BEGIN Records for the task
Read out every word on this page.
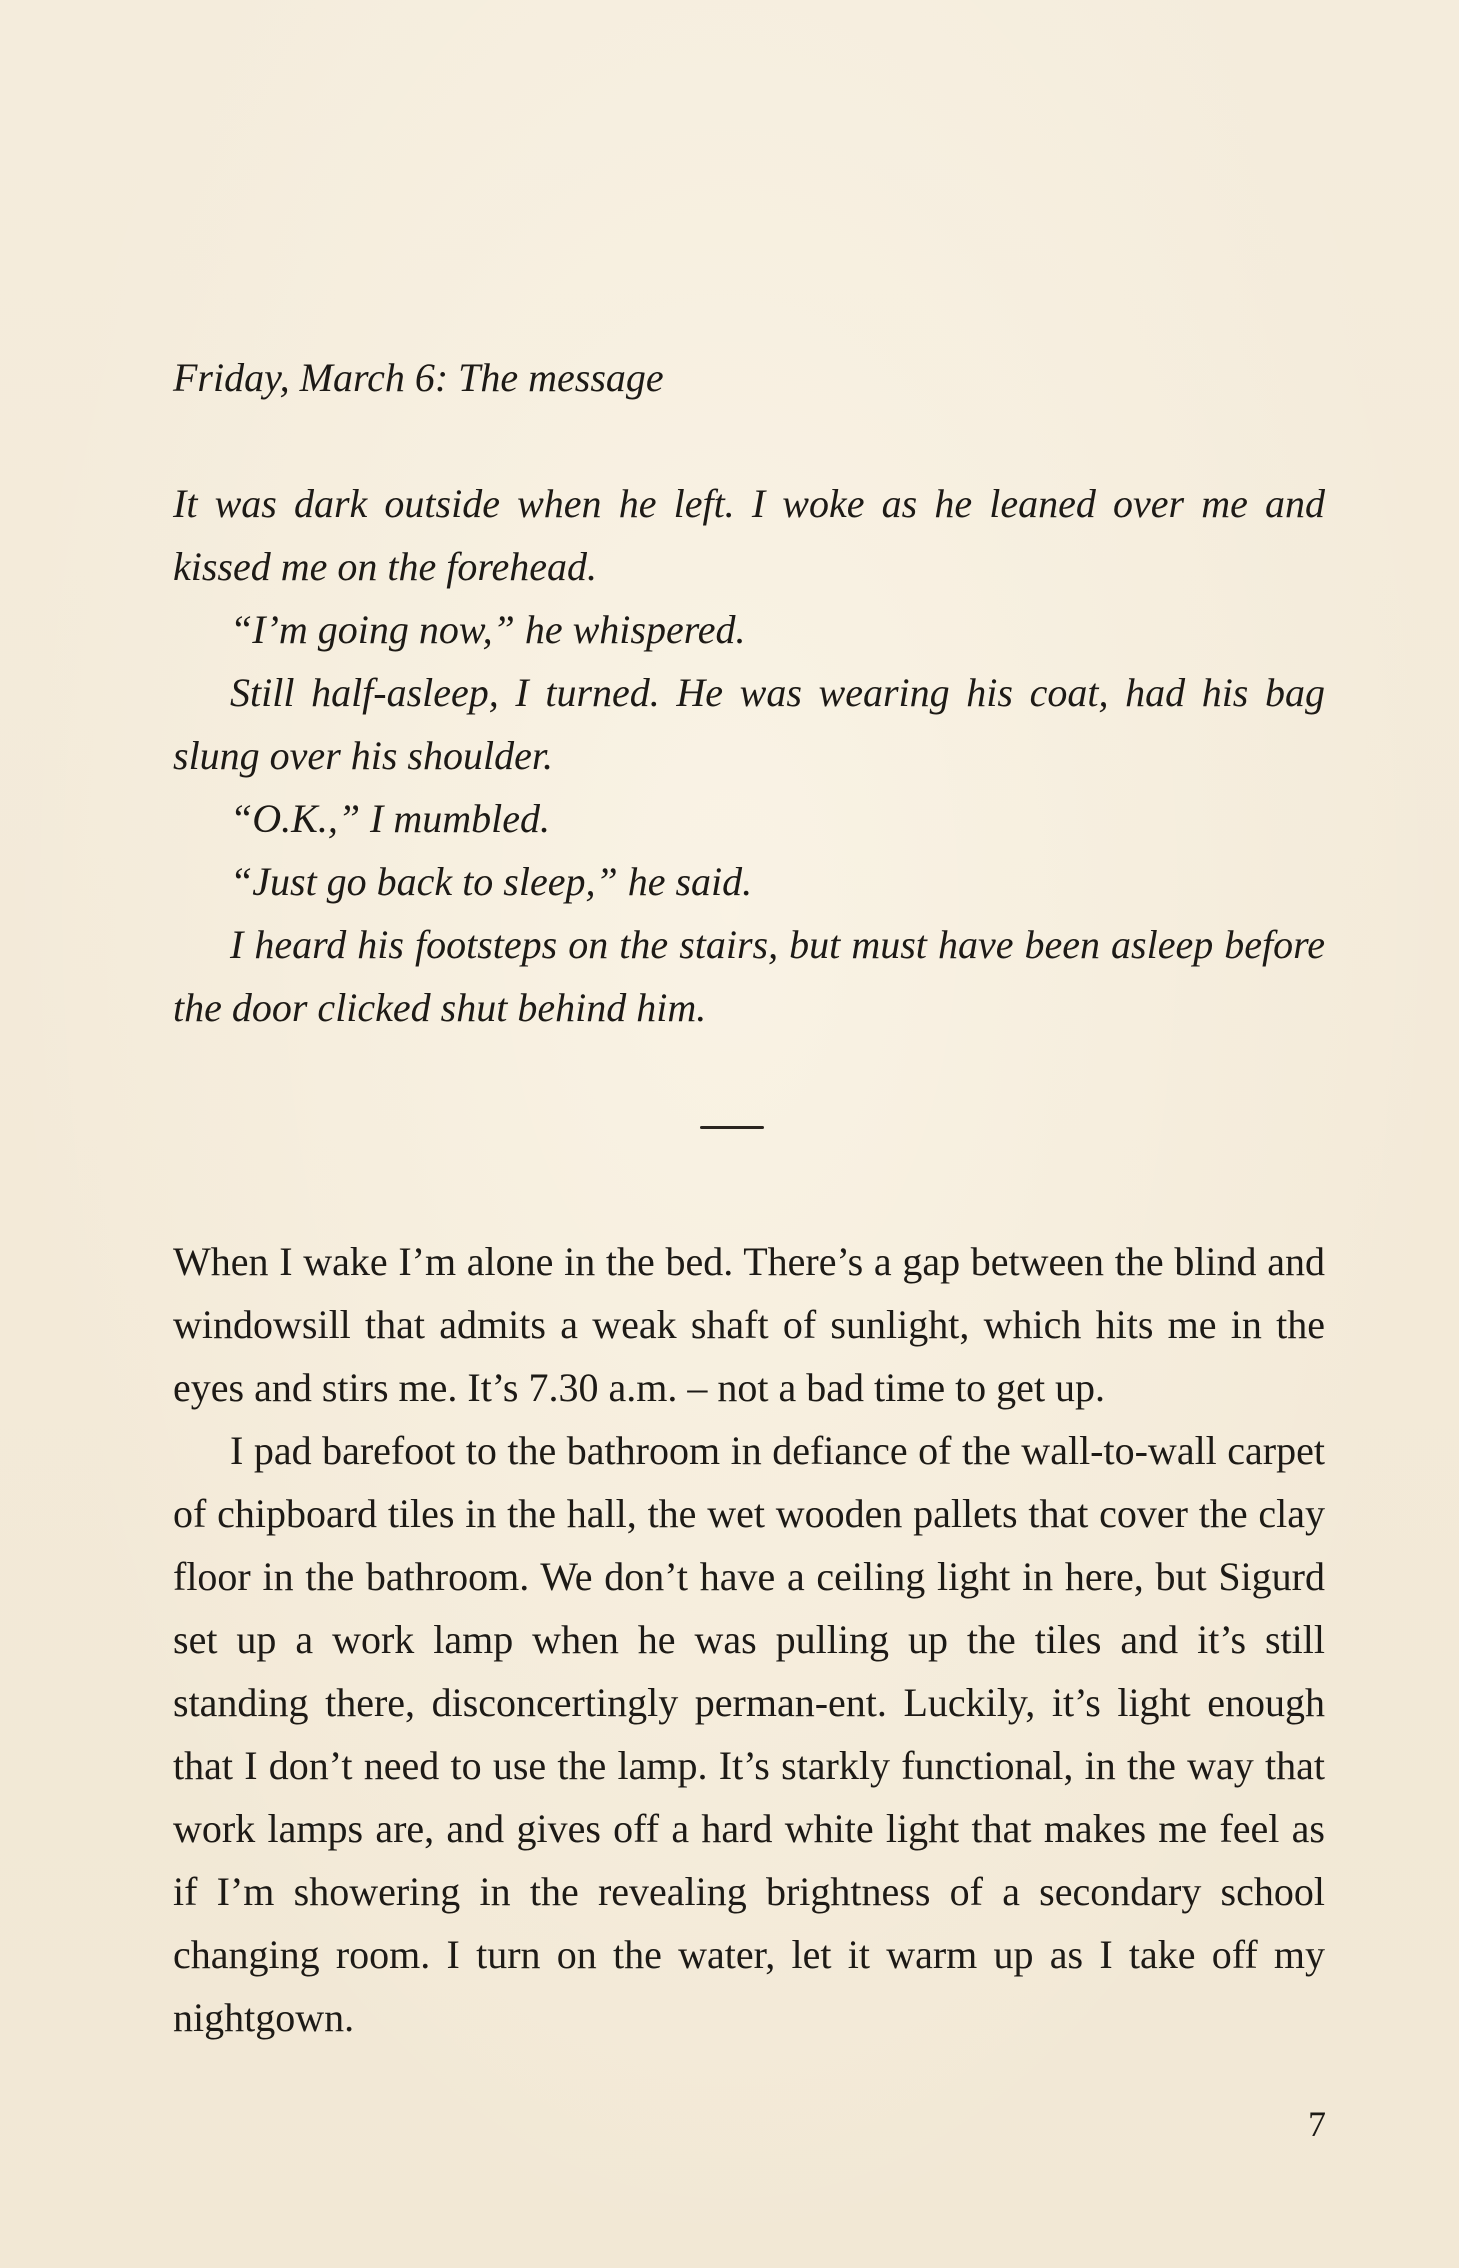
Friday, March 6: The message

It was dark outside when he left. I woke as he leaned over me and kissed me on the forehead.

“I’m going now,” he whispered.

Still half-asleep, I turned. He was wearing his coat, had his bag slung over his shoulder.

“O.K.,” I mumbled.

“Just go back to sleep,” he said.

I heard his footsteps on the stairs, but must have been asleep before the door clicked shut behind him.

When I wake I’m alone in the bed. There’s a gap between the blind and windowsill that admits a weak shaft of sunlight, which hits me in the eyes and stirs me. It’s 7.30 a.m. – not a bad time to get up.

I pad barefoot to the bathroom in defiance of the wall-to-wall carpet of chipboard tiles in the hall, the wet wooden pallets that cover the clay floor in the bathroom. We don’t have a ceiling light in here, but Sigurd set up a work lamp when he was pulling up the tiles and it’s still standing there, disconcertingly perman-ent. Luckily, it’s light enough that I don’t need to use the lamp. It’s starkly functional, in the way that work lamps are, and gives off a hard white light that makes me feel as if I’m showering in the revealing brightness of a secondary school changing room. I turn on the water, let it warm up as I take off my nightgown.

7
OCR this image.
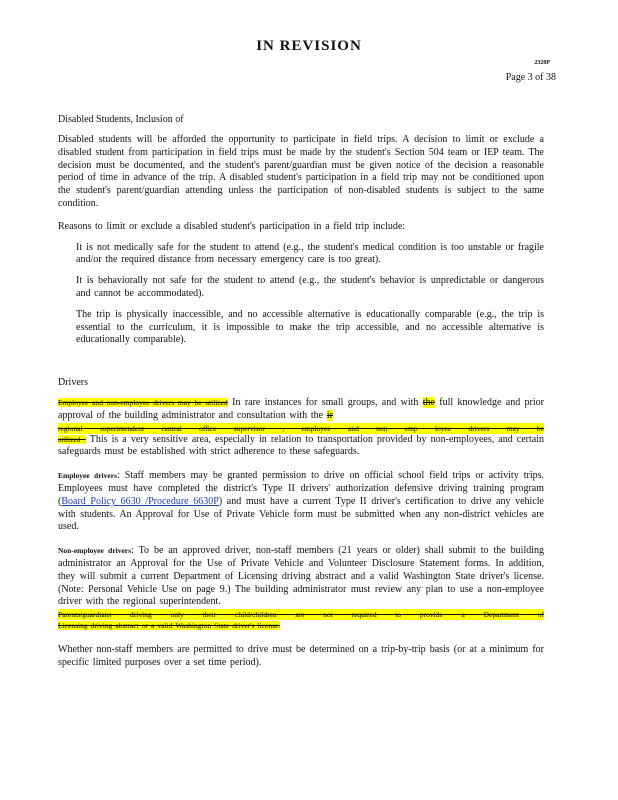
IN REVISION
2320P
Page 3 of 38

Disabled Students, Inclusion of

Disabled students will be afforded the opportunity to participate in field trips. A decision to limit or exclude a disabled student from participation in field trips must be made by the student's Section 504 team or IEP team. The decision must be documented, and the student's parent/guardian must be given notice of the decision a reasonable period of time in advance of the trip. A disabled student's participation in a field trip may not be conditioned upon the student's parent/guardian attending unless the participation of non-disabled students is subject to the same condition.

Reasons to limit or exclude a disabled student's participation in a field trip include:

It is not medically safe for the student to attend (e.g., the student's medical condition is too unstable or fragile and/or the required distance from necessary emergency care is too great).
It is behaviorally not safe for the student to attend (e.g., the student's behavior is unpredictable or dangerous and cannot be accommodated).
The trip is physically inaccessible, and no accessible alternative is educationally comparable (e.g., the trip is essential to the curriculum, it is impossible to make the trip accessible, and no accessible alternative is educationally comparable).

Drivers

Employee and non-employee drivers may be utilized In rare instances for small groups, and with the full knowledge and prior approval of the building administrator and consultation with the ir
regional superintendent central office supervisor , employee and non emp loyee drivers may be
utilized . This is a very sensitive area, especially in relation to transportation provided by non-employees, and certain safeguards must be established with strict adherence to these safeguards.

Employee drivers: Staff members may be granted permission to drive on official school field trips or activity trips. Employees must have completed the district's Type II drivers' authorization defensive driving training program (Board Policy 6630 /Procedure 6630P) and must have a current Type II driver's certification to drive any vehicle with students. An Approval for Use of Private Vehicle form must be submitted when any non-district vehicles are used.

Non-employee drivers: To be an approved driver, non-staff members (21 years or older) shall submit to the building administrator an Approval for the Use of Private Vehicle and Volunteer Disclosure Statement forms. In addition, they will submit a current Department of Licensing driving abstract and a valid Washington State driver's license. (Note: Personal Vehicle Use on page 9.) The building administrator must review any plan to use a non-employee driver with the regional superintendent.
Parents/guardians driving only their child/children are not required to provide a Department of
Licensing driving abstract or a valid Washington State driver's license.

Whether non-staff members are permitted to drive must be determined on a trip-by-trip basis (or at a minimum for specific limited purposes over a set time period).
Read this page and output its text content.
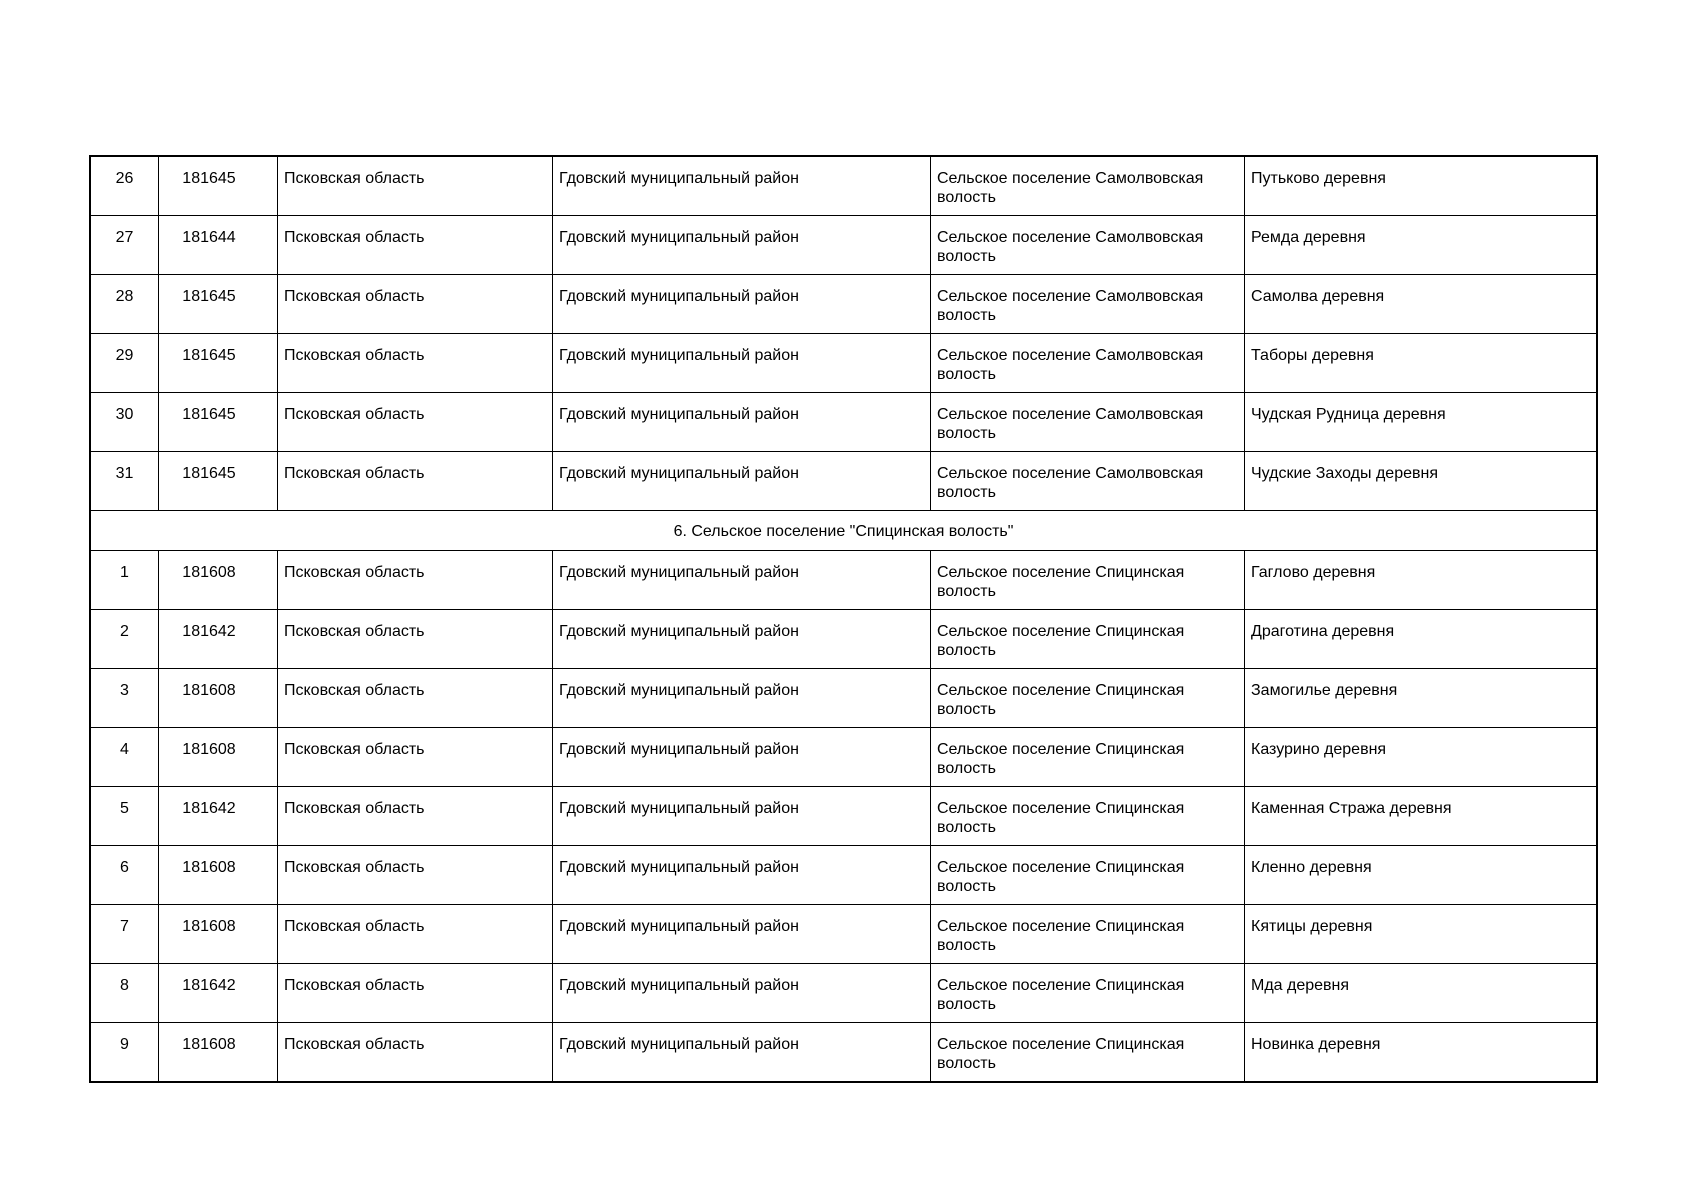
26	181645	Псковская область	Гдовский муниципальный район	Сельское поселение Самолвовская волость	Путьково деревня
27	181644	Псковская область	Гдовский муниципальный район	Сельское поселение Самолвовская волость	Ремда деревня
28	181645	Псковская область	Гдовский муниципальный район	Сельское поселение Самолвовская волость	Самолва деревня
29	181645	Псковская область	Гдовский муниципальный район	Сельское поселение Самолвовская волость	Таборы деревня
30	181645	Псковская область	Гдовский муниципальный район	Сельское поселение Самолвовская волость	Чудская Рудница деревня
31	181645	Псковская область	Гдовский муниципальный район	Сельское поселение Самолвовская волость	Чудские Заходы деревня
6. Сельское поселение "Спицинская волость"					
1	181608	Псковская область	Гдовский муниципальный район	Сельское поселение Спицинская волость	Гаглово деревня
2	181642	Псковская область	Гдовский муниципальный район	Сельское поселение Спицинская волость	Драготина деревня
3	181608	Псковская область	Гдовский муниципальный район	Сельское поселение Спицинская волость	Замогилье деревня
4	181608	Псковская область	Гдовский муниципальный район	Сельское поселение Спицинская волость	Казурино деревня
5	181642	Псковская область	Гдовский муниципальный район	Сельское поселение Спицинская волость	Каменная Стража деревня
6	181608	Псковская область	Гдовский муниципальный район	Сельское поселение Спицинская волость	Кленно деревня
7	181608	Псковская область	Гдовский муниципальный район	Сельское поселение Спицинская волость	Кятицы деревня
8	181642	Псковская область	Гдовский муниципальный район	Сельское поселение Спицинская волость	Мда деревня
9	181608	Псковская область	Гдовский муниципальный район	Сельское поселение Спицинская волость	Новинка деревня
END Records for the task
Say how many lines of the data include the word "Read". Nothing other than the number should be given.

(Reply to the task) 2